**Brano**
= = =

E' impossibile non notare la bellezza degli impianti realizzati dai greci per Atene 2004, e non solo il lavoro di Calatrava allo stadio dell'atletica. Bellissima è anche la loro grafica, dal simbolo sino a minuti particolari ( gli ostacoli dell'equitazione, per esempio ). La lezione di gusto cade nel vuoto per quanto riguarda la tv italiana. Molto irritante tutto il taglio dei resoconti olimpici. Nazionalismo becero innanzitutto: le olimpiadi vengono viste dalla tv italiana ( e, suo tramite, vissute da noi ) come una spedizione all'estero di un manipolo di prodi il cui obiettivo è portare in patria più metallo possibile. Se non imperversa, abbrutito ed arrochito dal patriottismo, l'obeso telecronista-comico-ultrà od un suo clone, ossessivi spot a volume maggiorato e grafica cafona cnn-style ci ricordano di continuo i momenti di gloria dei nostri atleti.
Quando la Rai trasmise la serie tv su Pippi Calzelunghe non ero più un bimbo, e quindi il personaggio di Astrid Lindgren non fa parte dei miti dell'infanzia. Ne vidi qualche puntata con occhio smagato, non potendo
non far caso al pessimo doppiaggio italiano ( ricordate la sigla, cantata da una Pippi dalla voce di cinquantenne camuffata ? ) che aveva esiti sconcertanti sull'insieme, comunque davvero adorabile.
La serie è rimasta una opportunità più unica che rara per i bambini italiani di introdurre nel proprio immaginario le saghe e le atmosfere fiabesche dello Smaland
-la regione svedese dove erano ambientate le storie- e nella propria formazione quel connubio di forza, vitalità ed altruismo incarnato da Pippi.
Ho saputo che il mio blog si chiama come un personaggio di un reality show che va in onda su una rete mediaset. Naturalmente non ho nulla a che spartire con costui: il nome del blog è invece un tributo a Beppe Fenoglio, perchè è quello del protagonista di "Una questione privata", il suo incantevole capolavoro. Punto.

= = =

Voci di dati memorizzate
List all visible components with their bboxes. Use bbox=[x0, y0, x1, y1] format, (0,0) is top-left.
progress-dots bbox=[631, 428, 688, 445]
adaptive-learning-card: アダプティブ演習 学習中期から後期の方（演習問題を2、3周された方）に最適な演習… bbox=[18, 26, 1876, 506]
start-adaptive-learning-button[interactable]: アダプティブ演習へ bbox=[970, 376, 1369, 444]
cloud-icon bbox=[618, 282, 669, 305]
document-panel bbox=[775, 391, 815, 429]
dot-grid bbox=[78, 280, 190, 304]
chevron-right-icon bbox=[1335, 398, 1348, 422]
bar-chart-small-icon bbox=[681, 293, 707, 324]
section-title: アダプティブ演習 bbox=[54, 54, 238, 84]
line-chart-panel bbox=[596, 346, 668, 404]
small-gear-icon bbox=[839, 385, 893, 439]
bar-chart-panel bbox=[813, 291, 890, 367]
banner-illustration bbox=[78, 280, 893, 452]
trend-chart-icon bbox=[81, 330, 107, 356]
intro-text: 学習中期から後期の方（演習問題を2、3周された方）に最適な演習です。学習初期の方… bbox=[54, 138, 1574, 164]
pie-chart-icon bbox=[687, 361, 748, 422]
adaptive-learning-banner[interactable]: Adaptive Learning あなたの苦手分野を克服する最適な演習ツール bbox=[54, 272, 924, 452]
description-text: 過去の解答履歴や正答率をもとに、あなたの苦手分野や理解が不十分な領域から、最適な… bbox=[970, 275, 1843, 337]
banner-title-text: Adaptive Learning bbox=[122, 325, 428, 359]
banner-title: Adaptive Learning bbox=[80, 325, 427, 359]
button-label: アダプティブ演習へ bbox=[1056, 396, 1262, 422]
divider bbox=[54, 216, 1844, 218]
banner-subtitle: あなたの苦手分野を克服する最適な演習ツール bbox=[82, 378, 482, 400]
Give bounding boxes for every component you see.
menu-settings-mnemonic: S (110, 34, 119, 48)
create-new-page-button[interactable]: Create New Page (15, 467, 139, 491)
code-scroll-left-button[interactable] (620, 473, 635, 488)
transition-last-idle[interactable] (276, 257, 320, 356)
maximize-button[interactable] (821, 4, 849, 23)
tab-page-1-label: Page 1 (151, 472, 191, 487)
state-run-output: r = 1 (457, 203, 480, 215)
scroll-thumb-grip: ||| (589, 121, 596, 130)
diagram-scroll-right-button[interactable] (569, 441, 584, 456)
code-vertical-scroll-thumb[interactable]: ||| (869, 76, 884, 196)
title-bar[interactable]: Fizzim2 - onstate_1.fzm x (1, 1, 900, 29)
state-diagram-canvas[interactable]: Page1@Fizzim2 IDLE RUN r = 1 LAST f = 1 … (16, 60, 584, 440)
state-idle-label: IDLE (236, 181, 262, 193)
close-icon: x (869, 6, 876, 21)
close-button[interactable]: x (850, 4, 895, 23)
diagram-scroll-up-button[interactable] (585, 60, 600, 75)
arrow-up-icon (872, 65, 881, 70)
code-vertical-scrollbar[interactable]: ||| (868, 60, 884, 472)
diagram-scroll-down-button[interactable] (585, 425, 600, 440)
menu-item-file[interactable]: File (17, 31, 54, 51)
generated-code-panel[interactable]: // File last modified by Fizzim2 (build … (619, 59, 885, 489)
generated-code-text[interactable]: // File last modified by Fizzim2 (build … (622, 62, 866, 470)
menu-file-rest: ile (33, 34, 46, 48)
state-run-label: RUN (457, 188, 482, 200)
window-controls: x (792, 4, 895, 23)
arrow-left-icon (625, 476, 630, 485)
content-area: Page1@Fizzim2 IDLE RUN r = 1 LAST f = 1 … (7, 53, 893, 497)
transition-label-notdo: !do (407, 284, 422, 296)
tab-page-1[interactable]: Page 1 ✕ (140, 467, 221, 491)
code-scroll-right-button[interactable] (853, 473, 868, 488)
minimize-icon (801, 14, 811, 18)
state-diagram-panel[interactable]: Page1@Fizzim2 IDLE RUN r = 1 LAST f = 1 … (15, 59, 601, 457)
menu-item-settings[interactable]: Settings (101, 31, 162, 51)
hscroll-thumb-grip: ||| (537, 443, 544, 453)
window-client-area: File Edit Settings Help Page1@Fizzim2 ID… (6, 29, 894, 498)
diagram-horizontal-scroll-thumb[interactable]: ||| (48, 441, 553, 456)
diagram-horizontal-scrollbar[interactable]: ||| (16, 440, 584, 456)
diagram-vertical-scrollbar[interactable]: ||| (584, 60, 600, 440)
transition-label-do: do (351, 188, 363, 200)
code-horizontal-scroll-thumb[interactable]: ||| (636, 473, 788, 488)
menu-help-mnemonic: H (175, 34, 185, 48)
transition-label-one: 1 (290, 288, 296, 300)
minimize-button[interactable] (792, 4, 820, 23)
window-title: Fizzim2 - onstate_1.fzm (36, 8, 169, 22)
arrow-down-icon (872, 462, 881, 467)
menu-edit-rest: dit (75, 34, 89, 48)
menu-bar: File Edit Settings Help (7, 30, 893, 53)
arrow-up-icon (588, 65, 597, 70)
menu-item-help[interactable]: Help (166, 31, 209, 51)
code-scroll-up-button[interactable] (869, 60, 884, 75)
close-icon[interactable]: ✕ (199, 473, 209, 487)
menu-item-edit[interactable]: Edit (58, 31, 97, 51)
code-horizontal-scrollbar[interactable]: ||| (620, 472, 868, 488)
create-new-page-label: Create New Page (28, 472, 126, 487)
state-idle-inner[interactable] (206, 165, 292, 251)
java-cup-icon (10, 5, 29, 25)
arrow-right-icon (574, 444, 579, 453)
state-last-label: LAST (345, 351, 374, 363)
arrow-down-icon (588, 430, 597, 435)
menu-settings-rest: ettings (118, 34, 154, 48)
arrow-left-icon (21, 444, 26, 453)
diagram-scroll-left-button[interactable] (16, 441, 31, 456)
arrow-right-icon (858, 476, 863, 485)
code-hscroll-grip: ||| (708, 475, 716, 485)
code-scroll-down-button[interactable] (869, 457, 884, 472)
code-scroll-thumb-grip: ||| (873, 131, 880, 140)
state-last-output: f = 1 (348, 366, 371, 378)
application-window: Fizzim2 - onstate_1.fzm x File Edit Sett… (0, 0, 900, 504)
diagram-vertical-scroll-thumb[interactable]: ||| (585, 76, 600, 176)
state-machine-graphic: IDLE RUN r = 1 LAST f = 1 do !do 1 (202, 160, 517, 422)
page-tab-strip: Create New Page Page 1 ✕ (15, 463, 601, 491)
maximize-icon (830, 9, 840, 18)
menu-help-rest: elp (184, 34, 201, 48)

= = =

**Consegna**
Quali persone reali, esclusi i personaggi di fantasia, vengono nominate nel brano? Elencale tutte. I record sono materiale a sé, distinto dal brano.

**Soluzione**
Calatrava, Astrid Lindgren, Beppe Fenoglio